Your task:
Copy each line that contains the word "screenshot".

Data records:
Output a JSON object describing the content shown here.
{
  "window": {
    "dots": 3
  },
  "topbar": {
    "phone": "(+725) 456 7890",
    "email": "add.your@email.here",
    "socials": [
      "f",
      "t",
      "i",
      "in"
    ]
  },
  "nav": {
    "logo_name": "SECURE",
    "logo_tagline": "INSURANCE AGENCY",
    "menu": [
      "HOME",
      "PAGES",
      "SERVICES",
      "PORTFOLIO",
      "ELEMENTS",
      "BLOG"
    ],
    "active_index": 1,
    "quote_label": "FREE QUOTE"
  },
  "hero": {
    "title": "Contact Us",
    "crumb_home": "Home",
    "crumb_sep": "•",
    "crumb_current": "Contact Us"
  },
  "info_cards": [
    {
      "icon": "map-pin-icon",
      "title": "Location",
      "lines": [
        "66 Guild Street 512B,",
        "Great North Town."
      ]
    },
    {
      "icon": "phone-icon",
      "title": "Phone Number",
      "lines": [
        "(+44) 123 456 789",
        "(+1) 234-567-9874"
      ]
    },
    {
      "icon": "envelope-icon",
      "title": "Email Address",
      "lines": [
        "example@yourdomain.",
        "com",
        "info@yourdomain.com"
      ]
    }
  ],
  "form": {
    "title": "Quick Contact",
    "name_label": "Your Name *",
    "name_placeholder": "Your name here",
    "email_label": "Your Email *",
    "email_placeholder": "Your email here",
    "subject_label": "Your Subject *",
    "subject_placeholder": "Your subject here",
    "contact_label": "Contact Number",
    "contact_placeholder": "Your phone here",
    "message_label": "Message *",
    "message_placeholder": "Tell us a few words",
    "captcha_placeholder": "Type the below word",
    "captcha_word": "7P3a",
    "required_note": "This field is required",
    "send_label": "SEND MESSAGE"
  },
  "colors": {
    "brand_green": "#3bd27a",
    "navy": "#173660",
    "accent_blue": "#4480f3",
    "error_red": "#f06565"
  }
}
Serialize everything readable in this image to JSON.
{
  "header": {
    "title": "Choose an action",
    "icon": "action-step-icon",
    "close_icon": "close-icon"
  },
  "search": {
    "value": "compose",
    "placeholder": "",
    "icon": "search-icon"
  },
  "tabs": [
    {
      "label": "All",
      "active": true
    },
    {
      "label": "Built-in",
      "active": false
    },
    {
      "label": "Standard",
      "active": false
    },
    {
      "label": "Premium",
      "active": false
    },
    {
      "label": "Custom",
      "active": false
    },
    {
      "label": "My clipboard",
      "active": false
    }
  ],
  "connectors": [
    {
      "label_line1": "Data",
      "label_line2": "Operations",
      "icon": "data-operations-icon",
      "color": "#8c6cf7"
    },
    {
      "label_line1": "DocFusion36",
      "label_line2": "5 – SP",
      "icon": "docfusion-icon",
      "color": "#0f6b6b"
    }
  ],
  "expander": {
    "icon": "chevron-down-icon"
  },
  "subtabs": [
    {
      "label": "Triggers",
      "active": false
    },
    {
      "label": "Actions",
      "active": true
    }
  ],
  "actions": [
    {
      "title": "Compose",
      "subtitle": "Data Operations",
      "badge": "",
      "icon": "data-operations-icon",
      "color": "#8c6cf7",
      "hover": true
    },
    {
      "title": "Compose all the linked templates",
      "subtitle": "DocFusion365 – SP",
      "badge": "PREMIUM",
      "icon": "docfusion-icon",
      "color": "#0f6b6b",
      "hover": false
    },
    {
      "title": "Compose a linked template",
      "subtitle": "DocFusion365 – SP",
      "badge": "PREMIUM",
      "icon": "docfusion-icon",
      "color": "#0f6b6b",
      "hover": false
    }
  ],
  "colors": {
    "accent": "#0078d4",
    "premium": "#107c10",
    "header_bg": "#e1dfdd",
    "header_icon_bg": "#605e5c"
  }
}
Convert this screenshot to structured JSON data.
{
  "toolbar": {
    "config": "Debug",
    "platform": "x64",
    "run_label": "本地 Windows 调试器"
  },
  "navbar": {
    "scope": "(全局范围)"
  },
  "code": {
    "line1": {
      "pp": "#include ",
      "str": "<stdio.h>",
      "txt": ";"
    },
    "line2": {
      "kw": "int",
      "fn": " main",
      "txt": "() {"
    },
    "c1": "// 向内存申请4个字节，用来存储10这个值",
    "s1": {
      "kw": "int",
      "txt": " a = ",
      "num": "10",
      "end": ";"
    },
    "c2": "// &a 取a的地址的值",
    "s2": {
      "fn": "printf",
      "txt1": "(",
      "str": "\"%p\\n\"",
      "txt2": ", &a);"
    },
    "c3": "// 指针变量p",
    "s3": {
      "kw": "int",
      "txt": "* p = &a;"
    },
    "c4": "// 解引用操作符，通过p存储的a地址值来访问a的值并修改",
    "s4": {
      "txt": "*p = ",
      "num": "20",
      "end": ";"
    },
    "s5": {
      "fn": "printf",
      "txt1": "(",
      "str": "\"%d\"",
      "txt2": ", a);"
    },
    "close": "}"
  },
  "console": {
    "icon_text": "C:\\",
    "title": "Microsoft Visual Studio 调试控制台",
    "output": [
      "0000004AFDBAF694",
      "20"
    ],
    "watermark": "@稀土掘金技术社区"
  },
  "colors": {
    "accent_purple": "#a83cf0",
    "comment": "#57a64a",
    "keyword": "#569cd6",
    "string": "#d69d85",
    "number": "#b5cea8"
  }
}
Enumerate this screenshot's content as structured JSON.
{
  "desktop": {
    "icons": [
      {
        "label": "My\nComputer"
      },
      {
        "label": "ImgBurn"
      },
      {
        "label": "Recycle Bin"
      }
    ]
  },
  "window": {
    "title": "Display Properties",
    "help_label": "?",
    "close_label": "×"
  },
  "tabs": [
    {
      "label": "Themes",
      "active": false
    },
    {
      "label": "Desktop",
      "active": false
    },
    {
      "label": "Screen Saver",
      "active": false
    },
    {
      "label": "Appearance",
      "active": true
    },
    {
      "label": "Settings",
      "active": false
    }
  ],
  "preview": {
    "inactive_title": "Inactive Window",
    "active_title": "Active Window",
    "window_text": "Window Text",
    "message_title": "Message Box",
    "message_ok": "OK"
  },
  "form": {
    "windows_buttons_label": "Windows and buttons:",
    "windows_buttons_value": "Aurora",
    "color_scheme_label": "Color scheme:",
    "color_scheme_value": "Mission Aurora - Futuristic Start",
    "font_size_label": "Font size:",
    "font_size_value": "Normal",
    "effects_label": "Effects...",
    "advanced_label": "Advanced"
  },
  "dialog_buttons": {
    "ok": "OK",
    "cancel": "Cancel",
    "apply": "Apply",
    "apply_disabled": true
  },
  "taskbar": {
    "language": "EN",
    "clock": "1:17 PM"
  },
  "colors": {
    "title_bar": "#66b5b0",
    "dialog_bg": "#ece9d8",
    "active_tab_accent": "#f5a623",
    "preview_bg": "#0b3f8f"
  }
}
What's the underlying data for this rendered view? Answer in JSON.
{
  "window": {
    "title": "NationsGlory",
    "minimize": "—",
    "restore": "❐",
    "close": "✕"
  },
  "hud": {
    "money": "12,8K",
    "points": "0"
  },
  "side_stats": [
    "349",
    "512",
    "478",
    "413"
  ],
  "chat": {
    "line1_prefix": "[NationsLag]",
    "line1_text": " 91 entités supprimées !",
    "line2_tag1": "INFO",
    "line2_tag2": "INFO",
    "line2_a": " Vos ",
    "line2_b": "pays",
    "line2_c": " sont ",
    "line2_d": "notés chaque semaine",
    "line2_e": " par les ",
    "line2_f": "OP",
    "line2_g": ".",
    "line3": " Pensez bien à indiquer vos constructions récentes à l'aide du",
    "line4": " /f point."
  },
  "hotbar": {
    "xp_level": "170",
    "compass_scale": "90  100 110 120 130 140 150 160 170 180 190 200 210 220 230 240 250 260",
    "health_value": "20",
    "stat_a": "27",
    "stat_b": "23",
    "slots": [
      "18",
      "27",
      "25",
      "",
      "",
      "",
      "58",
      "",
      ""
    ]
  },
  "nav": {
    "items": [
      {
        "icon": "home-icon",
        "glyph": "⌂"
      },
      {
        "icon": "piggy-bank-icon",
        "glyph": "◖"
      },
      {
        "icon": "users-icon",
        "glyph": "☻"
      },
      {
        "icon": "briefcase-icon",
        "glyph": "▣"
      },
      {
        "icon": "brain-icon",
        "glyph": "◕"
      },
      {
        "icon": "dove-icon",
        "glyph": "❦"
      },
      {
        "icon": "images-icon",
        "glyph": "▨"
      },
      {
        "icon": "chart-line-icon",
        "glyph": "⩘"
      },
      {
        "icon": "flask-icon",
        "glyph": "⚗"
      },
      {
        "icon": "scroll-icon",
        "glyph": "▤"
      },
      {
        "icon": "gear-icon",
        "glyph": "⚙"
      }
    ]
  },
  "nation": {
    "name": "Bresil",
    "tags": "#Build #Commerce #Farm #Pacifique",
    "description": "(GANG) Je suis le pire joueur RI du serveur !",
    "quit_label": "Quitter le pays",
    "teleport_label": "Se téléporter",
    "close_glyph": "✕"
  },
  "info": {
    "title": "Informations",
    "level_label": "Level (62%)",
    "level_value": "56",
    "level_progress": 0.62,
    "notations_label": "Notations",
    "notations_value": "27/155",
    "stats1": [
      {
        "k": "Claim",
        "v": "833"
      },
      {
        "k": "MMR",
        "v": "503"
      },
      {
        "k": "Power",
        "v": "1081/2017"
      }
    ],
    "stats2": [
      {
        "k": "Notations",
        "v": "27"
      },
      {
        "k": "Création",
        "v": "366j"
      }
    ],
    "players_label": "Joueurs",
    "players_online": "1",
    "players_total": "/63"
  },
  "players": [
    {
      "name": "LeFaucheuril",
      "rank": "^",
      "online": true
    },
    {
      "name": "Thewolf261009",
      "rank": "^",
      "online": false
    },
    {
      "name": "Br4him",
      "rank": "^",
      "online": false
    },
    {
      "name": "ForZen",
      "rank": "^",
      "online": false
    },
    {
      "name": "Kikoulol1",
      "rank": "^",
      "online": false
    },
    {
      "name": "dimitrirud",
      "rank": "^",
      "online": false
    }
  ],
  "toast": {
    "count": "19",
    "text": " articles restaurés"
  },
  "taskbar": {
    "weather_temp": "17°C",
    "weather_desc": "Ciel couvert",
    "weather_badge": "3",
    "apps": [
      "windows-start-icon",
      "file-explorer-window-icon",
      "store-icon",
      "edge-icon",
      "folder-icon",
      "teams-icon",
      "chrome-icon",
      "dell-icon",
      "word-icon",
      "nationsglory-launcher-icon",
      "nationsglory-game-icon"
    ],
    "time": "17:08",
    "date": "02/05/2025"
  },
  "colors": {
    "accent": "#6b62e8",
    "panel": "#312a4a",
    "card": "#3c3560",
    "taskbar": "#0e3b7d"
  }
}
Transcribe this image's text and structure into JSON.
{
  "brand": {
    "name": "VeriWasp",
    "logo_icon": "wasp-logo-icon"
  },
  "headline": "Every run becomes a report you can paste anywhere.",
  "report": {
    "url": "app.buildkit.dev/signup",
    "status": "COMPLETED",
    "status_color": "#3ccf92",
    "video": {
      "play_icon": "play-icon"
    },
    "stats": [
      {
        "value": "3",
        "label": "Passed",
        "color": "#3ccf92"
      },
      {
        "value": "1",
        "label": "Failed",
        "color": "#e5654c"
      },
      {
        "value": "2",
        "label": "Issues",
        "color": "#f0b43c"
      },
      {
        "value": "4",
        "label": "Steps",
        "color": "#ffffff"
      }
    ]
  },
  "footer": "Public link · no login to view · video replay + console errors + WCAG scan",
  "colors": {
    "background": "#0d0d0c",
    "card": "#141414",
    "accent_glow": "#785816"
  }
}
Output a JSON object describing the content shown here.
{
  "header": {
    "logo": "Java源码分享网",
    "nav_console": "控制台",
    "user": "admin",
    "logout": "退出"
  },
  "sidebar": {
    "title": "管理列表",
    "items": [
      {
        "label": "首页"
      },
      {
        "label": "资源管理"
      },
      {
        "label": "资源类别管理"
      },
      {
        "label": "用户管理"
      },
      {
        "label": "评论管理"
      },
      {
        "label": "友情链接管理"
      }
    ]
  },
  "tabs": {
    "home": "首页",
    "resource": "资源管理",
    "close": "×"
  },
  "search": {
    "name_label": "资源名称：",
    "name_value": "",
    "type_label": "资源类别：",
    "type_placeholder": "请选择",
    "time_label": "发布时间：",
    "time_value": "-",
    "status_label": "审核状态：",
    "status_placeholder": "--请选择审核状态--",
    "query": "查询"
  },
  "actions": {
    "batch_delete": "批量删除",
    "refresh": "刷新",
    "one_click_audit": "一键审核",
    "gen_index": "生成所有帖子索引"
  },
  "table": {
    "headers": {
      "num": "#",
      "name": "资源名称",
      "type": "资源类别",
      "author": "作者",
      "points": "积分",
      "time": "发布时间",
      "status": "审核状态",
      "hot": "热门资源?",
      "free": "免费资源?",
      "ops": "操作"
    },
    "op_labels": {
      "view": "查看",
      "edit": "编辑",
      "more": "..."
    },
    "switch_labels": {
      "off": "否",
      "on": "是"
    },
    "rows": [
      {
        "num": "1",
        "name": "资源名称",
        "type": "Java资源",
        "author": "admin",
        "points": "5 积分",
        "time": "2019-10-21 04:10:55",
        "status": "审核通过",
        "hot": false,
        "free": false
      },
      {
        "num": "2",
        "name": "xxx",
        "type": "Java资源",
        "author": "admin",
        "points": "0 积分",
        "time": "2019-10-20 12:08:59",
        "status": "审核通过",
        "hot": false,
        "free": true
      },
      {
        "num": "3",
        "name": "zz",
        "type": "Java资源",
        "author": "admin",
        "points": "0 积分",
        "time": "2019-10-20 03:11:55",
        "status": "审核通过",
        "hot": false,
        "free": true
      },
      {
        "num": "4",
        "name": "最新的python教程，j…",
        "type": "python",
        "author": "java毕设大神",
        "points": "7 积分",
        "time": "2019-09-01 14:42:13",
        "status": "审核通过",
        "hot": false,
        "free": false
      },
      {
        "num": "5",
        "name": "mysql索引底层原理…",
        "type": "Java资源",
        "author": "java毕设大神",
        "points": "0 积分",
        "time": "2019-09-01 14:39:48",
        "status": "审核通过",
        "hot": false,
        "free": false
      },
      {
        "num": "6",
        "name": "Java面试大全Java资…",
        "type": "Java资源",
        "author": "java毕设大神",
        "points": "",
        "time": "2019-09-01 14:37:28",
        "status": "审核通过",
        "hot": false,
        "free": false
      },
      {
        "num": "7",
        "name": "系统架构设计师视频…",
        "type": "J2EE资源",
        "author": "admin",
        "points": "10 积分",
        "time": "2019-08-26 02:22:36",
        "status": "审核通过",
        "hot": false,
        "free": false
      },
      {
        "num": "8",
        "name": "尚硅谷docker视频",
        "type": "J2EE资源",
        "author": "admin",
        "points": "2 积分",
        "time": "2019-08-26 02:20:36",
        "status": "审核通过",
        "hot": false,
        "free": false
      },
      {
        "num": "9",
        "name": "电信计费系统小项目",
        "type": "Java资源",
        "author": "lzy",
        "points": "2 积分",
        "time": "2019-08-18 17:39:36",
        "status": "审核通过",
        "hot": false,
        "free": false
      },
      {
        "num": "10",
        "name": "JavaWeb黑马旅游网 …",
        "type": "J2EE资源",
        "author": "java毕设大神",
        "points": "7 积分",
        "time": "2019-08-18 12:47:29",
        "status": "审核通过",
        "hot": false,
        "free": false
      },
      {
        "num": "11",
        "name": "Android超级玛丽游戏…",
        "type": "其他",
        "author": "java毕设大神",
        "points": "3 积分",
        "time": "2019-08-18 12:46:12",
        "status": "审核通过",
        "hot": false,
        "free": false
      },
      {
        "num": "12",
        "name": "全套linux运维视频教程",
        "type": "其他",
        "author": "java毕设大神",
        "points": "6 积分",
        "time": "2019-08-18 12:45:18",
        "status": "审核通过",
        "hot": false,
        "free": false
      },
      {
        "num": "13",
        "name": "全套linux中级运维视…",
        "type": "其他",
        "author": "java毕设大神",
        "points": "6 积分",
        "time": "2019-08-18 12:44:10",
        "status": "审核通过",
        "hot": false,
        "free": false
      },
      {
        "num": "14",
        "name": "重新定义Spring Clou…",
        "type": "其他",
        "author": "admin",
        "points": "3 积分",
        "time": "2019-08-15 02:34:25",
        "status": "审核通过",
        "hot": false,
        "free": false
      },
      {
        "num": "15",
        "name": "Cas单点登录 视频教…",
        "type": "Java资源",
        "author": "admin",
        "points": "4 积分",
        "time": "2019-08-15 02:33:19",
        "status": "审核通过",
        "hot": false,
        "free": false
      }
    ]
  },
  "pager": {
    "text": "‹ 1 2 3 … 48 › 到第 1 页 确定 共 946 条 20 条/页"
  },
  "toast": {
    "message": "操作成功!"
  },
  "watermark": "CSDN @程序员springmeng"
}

Answer for this exercise:
Convert this screenshot to structured JSON data.
Enumerate this screenshot's content as structured JSON.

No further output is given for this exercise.